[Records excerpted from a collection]
◆ ◆ ◆

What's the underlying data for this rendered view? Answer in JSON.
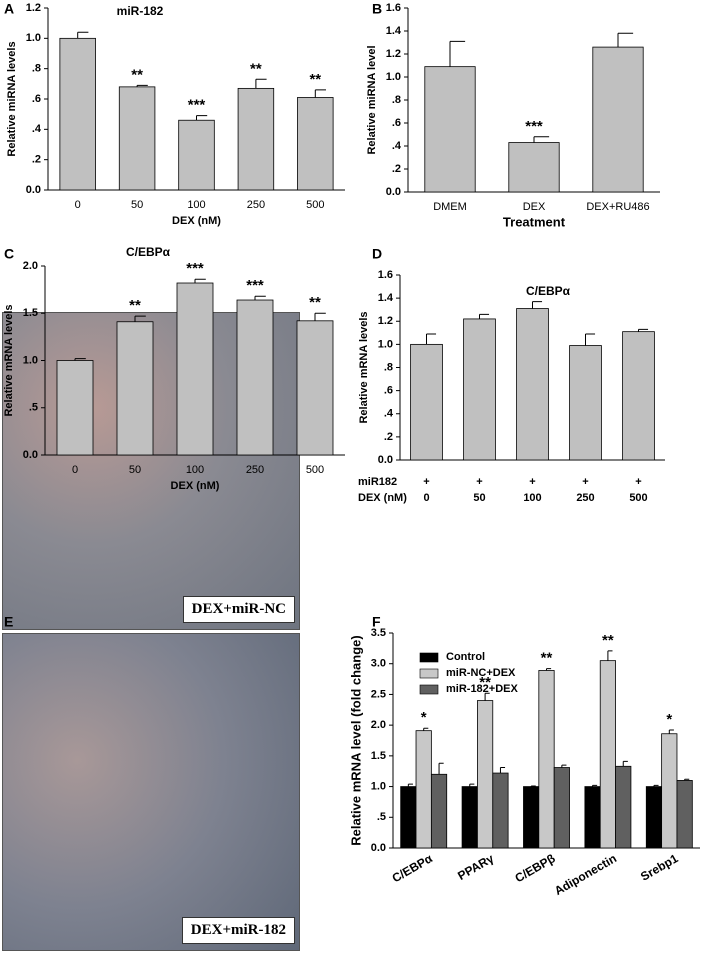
{
  "chart_data": [
    {
      "type": "bar",
      "panel": "A",
      "title": "miR-182",
      "ylabel": "Relative miRNA levels",
      "xlabel": "DEX (nM)",
      "categories": [
        "0",
        "50",
        "100",
        "250",
        "500"
      ],
      "values": [
        1.0,
        0.68,
        0.46,
        0.67,
        0.61
      ],
      "errors": [
        0.04,
        0.01,
        0.03,
        0.06,
        0.05
      ],
      "annotations": [
        null,
        "**",
        "***",
        "**",
        "**"
      ],
      "color": "#c0c0c0",
      "ylim": [
        0,
        1.2
      ],
      "yticks": [
        {
          "value": 0,
          "label": "0.0"
        },
        {
          "value": 0.2,
          "label": ".2"
        },
        {
          "value": 0.4,
          "label": ".4"
        },
        {
          "value": 0.6,
          "label": ".6"
        },
        {
          "value": 0.8,
          "label": ".8"
        },
        {
          "value": 1.0,
          "label": "1.0"
        },
        {
          "value": 1.2,
          "label": "1.2"
        }
      ]
    },
    {
      "type": "bar",
      "panel": "B",
      "ylabel": "Relative miRNA level",
      "xlabel": "Treatment",
      "categories": [
        "DMEM",
        "DEX",
        "DEX+RU486"
      ],
      "values": [
        1.09,
        0.43,
        1.26
      ],
      "errors": [
        0.22,
        0.05,
        0.12
      ],
      "annotations": [
        null,
        "***",
        null
      ],
      "color": "#c0c0c0",
      "ylim": [
        0,
        1.6
      ],
      "yticks": [
        {
          "value": 0,
          "label": "0.0"
        },
        {
          "value": 0.2,
          "label": ".2"
        },
        {
          "value": 0.4,
          "label": ".4"
        },
        {
          "value": 0.6,
          "label": ".6"
        },
        {
          "value": 0.8,
          "label": ".8"
        },
        {
          "value": 1.0,
          "label": "1.0"
        },
        {
          "value": 1.2,
          "label": "1.2"
        },
        {
          "value": 1.4,
          "label": "1.4"
        },
        {
          "value": 1.6,
          "label": "1.6"
        }
      ]
    },
    {
      "type": "bar",
      "panel": "C",
      "title": "C/EBPα",
      "ylabel": "Relative mRNA levels",
      "xlabel": "DEX (nM)",
      "categories": [
        "0",
        "50",
        "100",
        "250",
        "500"
      ],
      "values": [
        1.0,
        1.41,
        1.82,
        1.64,
        1.42
      ],
      "errors": [
        0.02,
        0.06,
        0.04,
        0.04,
        0.08
      ],
      "annotations": [
        null,
        "**",
        "***",
        "***",
        "**"
      ],
      "color": "#c0c0c0",
      "ylim": [
        0,
        2.0
      ],
      "yticks": [
        {
          "value": 0,
          "label": "0.0"
        },
        {
          "value": 0.5,
          "label": ".5"
        },
        {
          "value": 1.0,
          "label": "1.0"
        },
        {
          "value": 1.5,
          "label": "1.5"
        },
        {
          "value": 2.0,
          "label": "2.0"
        }
      ]
    },
    {
      "type": "bar",
      "panel": "D",
      "title": "C/EBPα",
      "ylabel": "Relative mRNA levels",
      "row_label": "miR182",
      "row_values": [
        "+",
        "+",
        "+",
        "+",
        "+"
      ],
      "category_label": "DEX (nM)",
      "categories": [
        "0",
        "50",
        "100",
        "250",
        "500"
      ],
      "values": [
        1.0,
        1.22,
        1.31,
        0.99,
        1.11
      ],
      "errors": [
        0.09,
        0.04,
        0.06,
        0.1,
        0.02
      ],
      "color": "#c0c0c0",
      "ylim": [
        0,
        1.6
      ],
      "yticks": [
        {
          "value": 0,
          "label": "0.0"
        },
        {
          "value": 0.2,
          "label": ".2"
        },
        {
          "value": 0.4,
          "label": ".4"
        },
        {
          "value": 0.6,
          "label": ".6"
        },
        {
          "value": 0.8,
          "label": ".8"
        },
        {
          "value": 1.0,
          "label": "1.0"
        },
        {
          "value": 1.2,
          "label": "1.2"
        },
        {
          "value": 1.4,
          "label": "1.4"
        },
        {
          "value": 1.6,
          "label": "1.6"
        }
      ]
    },
    {
      "type": "bar",
      "panel": "F",
      "ylabel": "Relative mRNA level (fold change)",
      "categories": [
        "C/EBPα",
        "PPARγ",
        "C/EBPβ",
        "Adiponectin",
        "Srebp1"
      ],
      "series": [
        {
          "name": "Control",
          "color": "#000000",
          "values": [
            1.0,
            1.0,
            1.0,
            1.0,
            1.0
          ],
          "errors": [
            0.04,
            0.04,
            0.01,
            0.02,
            0.02
          ]
        },
        {
          "name": "miR-NC+DEX",
          "color": "#c8c8c8",
          "values": [
            1.91,
            2.4,
            2.89,
            3.05,
            1.86
          ],
          "errors": [
            0.04,
            0.12,
            0.03,
            0.16,
            0.06
          ],
          "annotations": [
            "*",
            "**",
            "**",
            "**",
            "*"
          ]
        },
        {
          "name": "miR-182+DEX",
          "color": "#606060",
          "values": [
            1.2,
            1.22,
            1.31,
            1.33,
            1.1
          ],
          "errors": [
            0.18,
            0.09,
            0.04,
            0.08,
            0.02
          ]
        }
      ],
      "ylim": [
        0,
        3.5
      ],
      "yticks": [
        {
          "value": 0,
          "label": "0.0"
        },
        {
          "value": 0.5,
          "label": ".5"
        },
        {
          "value": 1.0,
          "label": "1.0"
        },
        {
          "value": 1.5,
          "label": "1.5"
        },
        {
          "value": 2.0,
          "label": "2.0"
        },
        {
          "value": 2.5,
          "label": "2.5"
        },
        {
          "value": 3.0,
          "label": "3.0"
        },
        {
          "value": 3.5,
          "label": "3.5"
        }
      ]
    }
  ],
  "images": {
    "panel": "E",
    "labels": [
      "DEX+miR-NC",
      "DEX+miR-182"
    ]
  }
}
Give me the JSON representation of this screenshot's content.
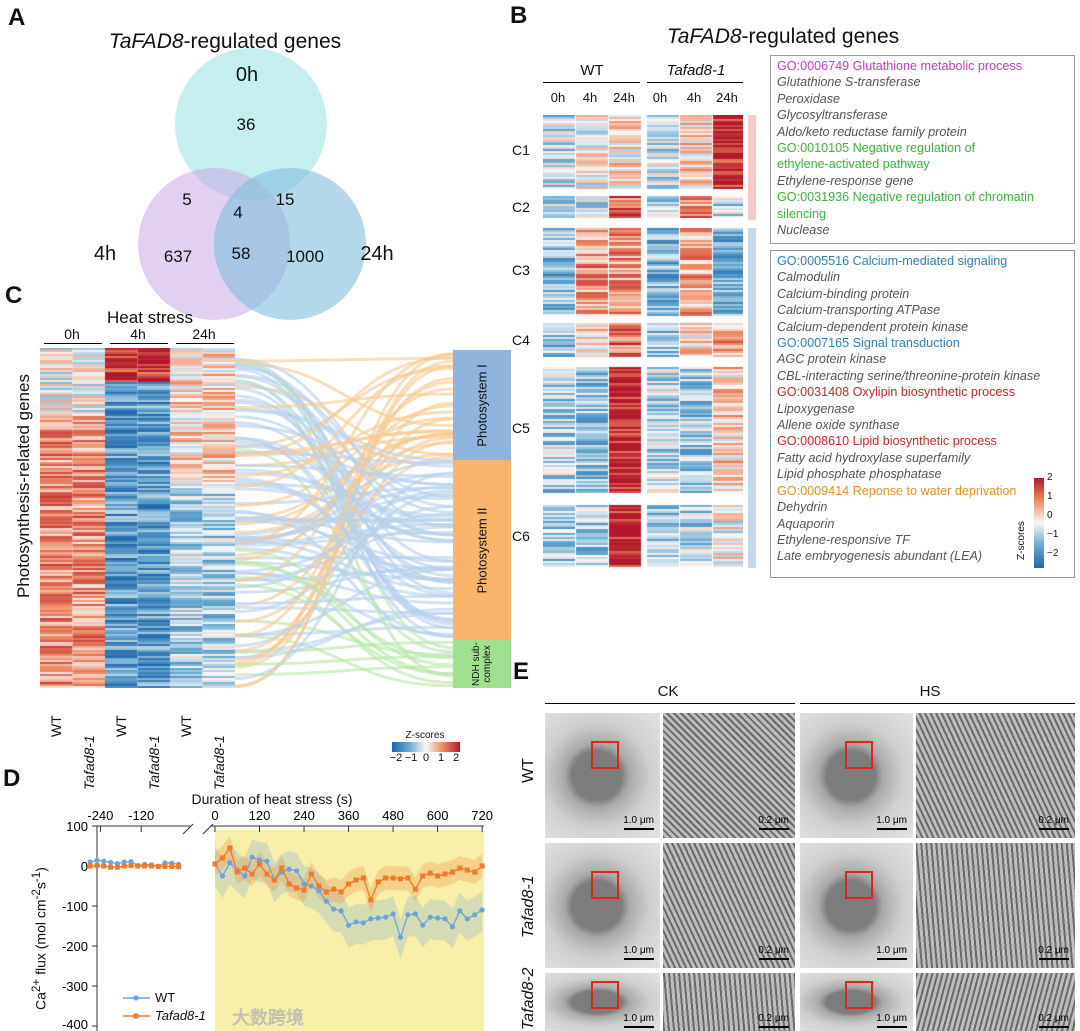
{
  "panelA": {
    "label": "A",
    "title_italic": "TaFAD8",
    "title_rest": "-regulated genes",
    "sets": {
      "0h": "0h",
      "4h": "4h",
      "24h": "24h"
    },
    "counts": {
      "only0h": "36",
      "0h_4h": "5",
      "0h_24h": "15",
      "all": "4",
      "only4h": "637",
      "4h_24h": "58",
      "only24h": "1000"
    }
  },
  "panelB": {
    "label": "B",
    "title_italic": "TaFAD8",
    "title_rest": "-regulated genes",
    "groups": [
      "WT",
      "Tafad8-1"
    ],
    "times": [
      "0h",
      "4h",
      "24h",
      "0h",
      "4h",
      "24h"
    ],
    "clusters": [
      "C1",
      "C2",
      "C3",
      "C4",
      "C5",
      "C6"
    ],
    "box1": [
      {
        "t": "GO:0006749 Glutathione metabolic process",
        "c": "#c03fc0",
        "go": true
      },
      {
        "t": "Glutathione S-transferase"
      },
      {
        "t": "Peroxidase"
      },
      {
        "t": "Glycosyltransferase"
      },
      {
        "t": "Aldo/keto reductase family protein"
      },
      {
        "t": "GO:0010105 Negative regulation of",
        "c": "#3bb53b",
        "go": true
      },
      {
        "t": "ethylene-activated pathway",
        "c": "#3bb53b",
        "go": true
      },
      {
        "t": "Ethylene-response gene"
      },
      {
        "t": "GO:0031936 Negative regulation of chromatin",
        "c": "#3bb53b",
        "go": true
      },
      {
        "t": " silencing",
        "c": "#3bb53b",
        "go": true
      },
      {
        "t": "Nuclease"
      }
    ],
    "box2": [
      {
        "t": "GO:0005516 Calcium-mediated signaling",
        "c": "#2f7ec0",
        "go": true
      },
      {
        "t": "Calmodulin"
      },
      {
        "t": "Calcium-binding protein"
      },
      {
        "t": "Calcium-transporting ATPase"
      },
      {
        "t": "Calcium-dependent protein kinase"
      },
      {
        "t": "GO:0007165 Signal transduction",
        "c": "#2f7ec0",
        "go": true
      },
      {
        "t": "AGC protein kinase"
      },
      {
        "t": "CBL-interacting serine/threonine-protein kinase"
      },
      {
        "t": "GO:0031408 Oxylipin biosynthetic process",
        "c": "#c62828",
        "go": true
      },
      {
        "t": "Lipoxygenase"
      },
      {
        "t": "Allene oxide synthase"
      },
      {
        "t": "GO:0008610 Lipid biosynthetic process",
        "c": "#c62828",
        "go": true
      },
      {
        "t": "Fatty acid hydroxylase superfamily"
      },
      {
        "t": "Lipid phosphate phosphatase"
      },
      {
        "t": "GO:0009414 Reponse to water deprivation",
        "c": "#f08c1e",
        "go": true
      },
      {
        "t": "Dehydrin"
      },
      {
        "t": "Aquaporin"
      },
      {
        "t": "Ethylene-responsive TF"
      },
      {
        "t": "Late embryogenesis abundant (LEA)"
      }
    ],
    "legend": {
      "title": "Z-scores",
      "ticks": [
        "2",
        "1",
        "0",
        "−1",
        "−2"
      ]
    }
  },
  "panelC": {
    "label": "C",
    "header": "Heat stress",
    "times": [
      "0h",
      "4h",
      "24h"
    ],
    "ylabel": "Photosynthesis-related genes",
    "samples": [
      "WT",
      "Tafad8-1",
      "WT",
      "Tafad8-1",
      "WT",
      "Tafad8-1"
    ],
    "categories": [
      {
        "name": "Photosystem I",
        "color": "#8fb4de"
      },
      {
        "name": "Photosystem II",
        "color": "#f9b36a"
      },
      {
        "name": "NDH sub-complex",
        "color": "#9ee08e"
      }
    ],
    "legend": {
      "title": "Z-scores",
      "ticks": [
        "−2",
        "−1",
        "0",
        "1",
        "2"
      ]
    }
  },
  "chart_data": {
    "type": "line",
    "title": "",
    "xlabel": "Duration of heat stress (s)",
    "ylabel": "Ca2+ flux (mol cm-2s-1)",
    "label": "D",
    "xticks_pre": [
      "-240",
      "-120"
    ],
    "xticks": [
      "0",
      "120",
      "240",
      "360",
      "480",
      "600",
      "720"
    ],
    "yticks": [
      "100",
      "0",
      "-100",
      "-200",
      "-300",
      "-400"
    ],
    "ylim": [
      -400,
      100
    ],
    "legend": [
      "WT",
      "Tafad8-1"
    ],
    "legend_placement": "bottom-left",
    "shaded_region": "0-720 s heat stress",
    "x_pre": [
      -270,
      -250,
      -230,
      -210,
      -190,
      -170,
      -150,
      -130,
      -110,
      -90,
      -70,
      -50,
      -30,
      -10
    ],
    "series_pre": [
      {
        "name": "WT",
        "values": [
          10,
          14,
          12,
          9,
          6,
          10,
          11,
          1,
          4,
          3,
          -1,
          8,
          7,
          4
        ]
      },
      {
        "name": "Tafad8-1",
        "values": [
          0,
          1,
          0,
          -3,
          -3,
          0,
          1,
          0,
          0,
          0,
          -1,
          -1,
          -1,
          -2
        ]
      }
    ],
    "x": [
      0,
      20,
      40,
      60,
      80,
      100,
      120,
      140,
      160,
      180,
      200,
      220,
      240,
      260,
      280,
      300,
      320,
      340,
      360,
      380,
      400,
      420,
      440,
      460,
      480,
      500,
      520,
      540,
      560,
      580,
      600,
      620,
      640,
      660,
      680,
      700,
      720
    ],
    "series": [
      {
        "name": "WT",
        "color": "#6fa3d8",
        "values": [
          5,
          -25,
          8,
          -10,
          -25,
          22,
          15,
          12,
          -35,
          -15,
          -8,
          -12,
          -45,
          -50,
          -62,
          -88,
          -108,
          -112,
          -148,
          -140,
          -142,
          -132,
          -130,
          -128,
          -120,
          -178,
          -122,
          -120,
          -148,
          -128,
          -130,
          -132,
          -152,
          -112,
          -132,
          -122,
          -110
        ]
      },
      {
        "name": "Tafad8-1",
        "color": "#f07a2a",
        "values": [
          5,
          20,
          45,
          -15,
          -5,
          -20,
          5,
          -20,
          -35,
          -5,
          -45,
          -55,
          -60,
          -20,
          -50,
          -65,
          -58,
          -65,
          -45,
          -35,
          -30,
          -85,
          -40,
          -30,
          -30,
          -32,
          -30,
          -58,
          -25,
          -18,
          -25,
          -20,
          -15,
          -5,
          -10,
          -15,
          0
        ]
      }
    ]
  },
  "panelE": {
    "label": "E",
    "conditions": [
      "CK",
      "HS"
    ],
    "rows": [
      "WT",
      "Tafad8-1",
      "Tafad8-2"
    ],
    "scale_low": "1.0 μm",
    "scale_high": "0.2 μm"
  },
  "watermark": "大数跨境"
}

◆ ◆ ◆

Brief
Count every line in the entries above where the word "JSON" appears; respond with the number alone.

Answer to this task
2